Extracted data entries:

# # # #

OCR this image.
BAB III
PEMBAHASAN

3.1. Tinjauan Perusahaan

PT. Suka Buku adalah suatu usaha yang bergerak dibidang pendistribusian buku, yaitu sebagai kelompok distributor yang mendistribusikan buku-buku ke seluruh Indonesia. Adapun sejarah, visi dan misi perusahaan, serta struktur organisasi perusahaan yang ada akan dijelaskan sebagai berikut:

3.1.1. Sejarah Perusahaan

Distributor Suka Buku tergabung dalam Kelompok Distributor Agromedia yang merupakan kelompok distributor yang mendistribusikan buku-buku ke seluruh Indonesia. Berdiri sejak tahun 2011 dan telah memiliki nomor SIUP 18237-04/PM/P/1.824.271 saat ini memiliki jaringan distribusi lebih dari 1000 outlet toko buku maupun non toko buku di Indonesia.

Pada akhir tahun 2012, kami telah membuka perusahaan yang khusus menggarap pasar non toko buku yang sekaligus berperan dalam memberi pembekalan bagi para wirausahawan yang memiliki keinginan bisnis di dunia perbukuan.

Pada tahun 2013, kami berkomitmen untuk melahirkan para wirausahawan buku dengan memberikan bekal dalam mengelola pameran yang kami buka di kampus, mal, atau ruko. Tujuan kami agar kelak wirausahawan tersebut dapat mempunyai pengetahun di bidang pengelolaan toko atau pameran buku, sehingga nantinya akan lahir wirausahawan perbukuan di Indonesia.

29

# # # #

### Stated exercise
Repeat each record exactly. Omit nothing.

### Task output
OCR this image.
BAB III
PEMBAHASAN

3.1. Tinjauan Perusahaan

PT. Suka Buku adalah suatu usaha yang bergerak dibidang pendistribusian buku, yaitu sebagai kelompok distributor yang mendistribusikan buku-buku ke seluruh Indonesia. Adapun sejarah, visi dan misi perusahaan, serta struktur organisasi perusahaan yang ada akan dijelaskan sebagai berikut:

3.1.1. Sejarah Perusahaan

Distributor Suka Buku tergabung dalam Kelompok Distributor Agromedia yang merupakan kelompok distributor yang mendistribusikan buku-buku ke seluruh Indonesia. Berdiri sejak tahun 2011 dan telah memiliki nomor SIUP 18237-04/PM/P/1.824.271 saat ini memiliki jaringan distribusi lebih dari 1000 outlet toko buku maupun non toko buku di Indonesia.

Pada akhir tahun 2012, kami telah membuka perusahaan yang khusus menggarap pasar non toko buku yang sekaligus berperan dalam memberi pembekalan bagi para wirausahawan yang memiliki keinginan bisnis di dunia perbukuan.

Pada tahun 2013, kami berkomitmen untuk melahirkan para wirausahawan buku dengan memberikan bekal dalam mengelola pameran yang kami buka di kampus, mal, atau ruko. Tujuan kami agar kelak wirausahawan tersebut dapat mempunyai pengetahun di bidang pengelolaan toko atau pameran buku, sehingga nantinya akan lahir wirausahawan perbukuan di Indonesia.

29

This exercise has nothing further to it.